# [Text block]
=====

Additional guards: group_replication_bootstrap_group is never written to the
config file; group_replication_start_on_boot is always OFF, so a restarting
member never re-bootstraps on its own. The bootstrap signal itself
(targetPrimary == me and bootstrapped == false) is operator-written;
targetPrimary is masked from instance writes, so a compromised instance cannot
nominate itself as the bootstrap member.
Group name pinning
The group name (a UUID) is generated once and pinned to status. Every member
renders the same name. The status webhook enforces groupName as immutable: an
empty-to-value transition is allowed, but changing the value is denied for all
callers. A changed group name fractures the group.
Distributed recovery (member join)
New members join the group through distributed recovery, not by cloning from a
single primary. The operator extends the existing replication user with the
privileges Group Replication recovery needs (REPLICATION SLAVE, BACKUP_ADMIN,
CLONE_ADMIN) and configures the group_replication_recovery channel with mTLS.
The default recovery method is Clone distributed recovery. The joining member
installs the Clone plugin and uses group_replication_clone_threshold. When a
new member is too far behind the donor (past the donor's purged GTIDs or the
clone threshold), it clones a full snapshot from the donor automatically and then
recovers the delta. XtraBackup pre-seed remains available as an optimization for
large datasets: seed the empty data directory from a backup, and Group
Replication recovers only the delta.
The provisioning gate keeps its one-at-a-time ramp, but the preconditions change: instead of "primary healthy," the gate requires "the group has quorum and at least one ONLINE donor." The readiness of the previous instance is replaced by "the previous member is ONLINE in the group."
Role services and routing
Group Replication uses the same three default Services but derives role labels from the role each member reports in the group view:
<cluster>-rw: selects the group's PRIMARY member only.<cluster>-ro: selects ONLINE SECONDARY members.<cluster>-r: selects any ONLINE member (PRIMARY or SECONDARY).
Members that are not ONLINE (RECOVERING, ERROR, UNREACHABLE, OFFLINE)
are excluded from all routing Services. This is a natural extension of the
existing routable gating. PublishNotReadyAddresses is always false under
Group Replication, so non-ONLINE members never appear in any Service endpoint.
Additional services with custom selectorType work the same way: rw resolves
to the PRIMARY, ro to ONLINE SECONDARIES, and r to all ONLINE members.
Planned switchover
A planned switchover promotes a named SECONDARY to primary. The trigger is
unchanged: set status.targetPrimary to a member, exactly as with async
replication. The kubectl plugin and the direct status-subresource patch both
work.

=====

# [Task set]
(1) In the Group Replication text, what is the default method by which new members recover?
(2) Pick up the Group Replication text after its last sentence and keep writing in the same vein.

# [Available data]

=====

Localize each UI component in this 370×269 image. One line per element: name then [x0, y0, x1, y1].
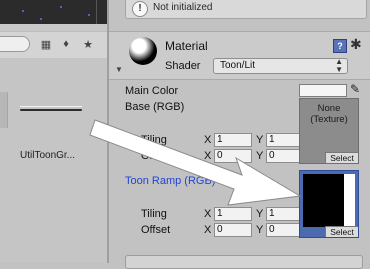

=====

# [Per-task answers]
(1) Clone distributed recovery.

(2)
kubectl cnmsql promote cluster-gr cluster-gr-2
The operator then:
- validates that the target is an ONLINE SECONDARY;
- invokes
SELECT group_replication_set_as_primary('<target-uuid>')through the in-Pod control API on any ONLINE member; - bounds the operation by
spec.maxSwitchoverDelay; - on timeout, clears
targetPrimaryback tocurrentPrimary.
The group hands over the role atomically. The operator does not do a
stop-replica, promote, or demote dance: there is nothing to promote back because
the group never left a consistent state. The operator observes the new PRIMARY
from replication_group_members and mirrors it into currentPrimary, role
labels, and services.
The primary role move is detected through the gr-observed doorbell annotation,
not a poll interval. Both members stay ONLINE and Ready throughout, so the
readiness bridge does not fire. The doorbell wakes a reconcile, and the operator
reads the cross-validated group view over mTLS before repointing -rw.
Automatic failover
Automatic failover under Group Replication is handled entirely by the group. The
operator does not select candidates, does not fence the old primary to promote a
replica, and does not write a failover targetPrimary. The async failover loop,
the GTID-dominance candidate selection, the primary Lease, and
spec.failoverDelay are all disabled for Group Replication.
Instead, the operator's steady-state step reads the group view from every
reachable member and takes the majority verdict on who is PRIMARY. If that
cross-validated primary differs from status.currentPrimary, the group has
already elected a new primary. The operator mirrors it into currentPrimary,
repoints role labels and -rw, and emits a FailoverObserved Event.
Recovery time objective (RTO) is bounded by Group Replication's own election
(sub-second to a few seconds) plus the time it takes for the Kubernetes event to
reach the operator. That event is the Pod readiness flip (old primary NotReady,
new one Ready) or the gr-observed doorbell. It is not a poll interval.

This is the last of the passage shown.